= Requests =
1 - List every college football program the Frisco Bowl article mentions. Give each school once, by its school name rather than its team nickname.
2 - Rewrite the Frisco Bowl article from "The 2022 Frisco" up to and including "the 2000 season.", changing "ESPN" to "ESPN2".
* START Extract *
The 2022 Frisco Bowl was a college football bowl game played on December 17, 2022, at Toyota Stadium in Frisco, Texas. The fifth annual Frisco Bowl, it featured Boise State of the Mountain West Conference and North Texas of Conference USA (C-USA). The game began at 8:25 p.m. CST and was aired on ESPN. It was one of the 2022–23 bowl games concluding the 2022 FBS football season.

Teams
Based on conference tie-ins, the game will feature teams from any of the Group of Five conferences.

This will be the seventh all-time meeting between Boise State and North Texas; the all-time series is currently tied at 3–3.  The Broncos and Mean Green were both members of the Big West Conference from 1996 until the conference ended its football sponsorship following the 2000 season.

North Texas Mean Green

The Mean Green, from Conference USA (C-USA), finished the regular season with a record of 7–5 (6–2 in conference play). The team tied with Western Kentucky for second in the conference, with their victory over the Hilltoppers securing the tiebreaker to advance to the C-USA Championship Game, in which they lost to UTSA 48-27. The team will be coached by interim head coach Phil Bennett for this bowl game.

This will be North Texas' final game as a member of C-USA, as the Mean Green are set to join the American Athletic Conference in 2023.
* END Extract *
* START Raw data *
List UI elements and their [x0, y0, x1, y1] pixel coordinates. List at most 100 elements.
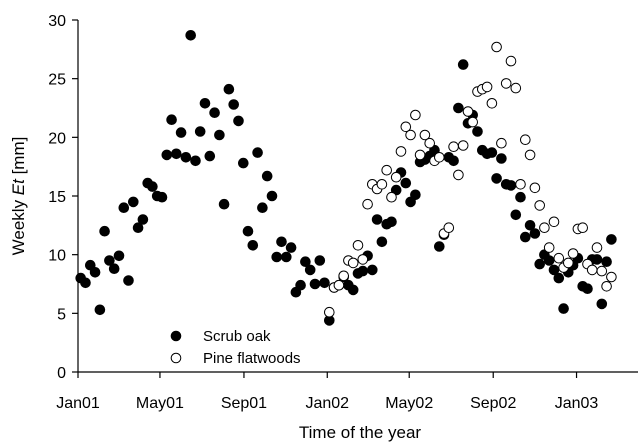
* END Raw data *
= Expected responses =
1 -
- Boise State
- North Texas
- Western Kentucky
- UTSA

2 -
The 2022 Frisco Bowl was a college football bowl game played on December 17, 2022, at Toyota Stadium in Frisco, Texas. The fifth annual Frisco Bowl, it featured Boise State of the Mountain West Conference and North Texas of Conference USA (C-USA). The game began at 8:25 p.m. CST and was aired on ESPN2. It was one of the 2022–23 bowl games concluding the 2022 FBS football season.

Teams
Based on conference tie-ins, the game will feature teams from any of the Group of Five conferences.

This will be the seventh all-time meeting between Boise State and North Texas; the all-time series is currently tied at 3–3.  The Broncos and Mean Green were both members of the Big West Conference from 1996 until the conference ended its football sponsorship following the 2000 season.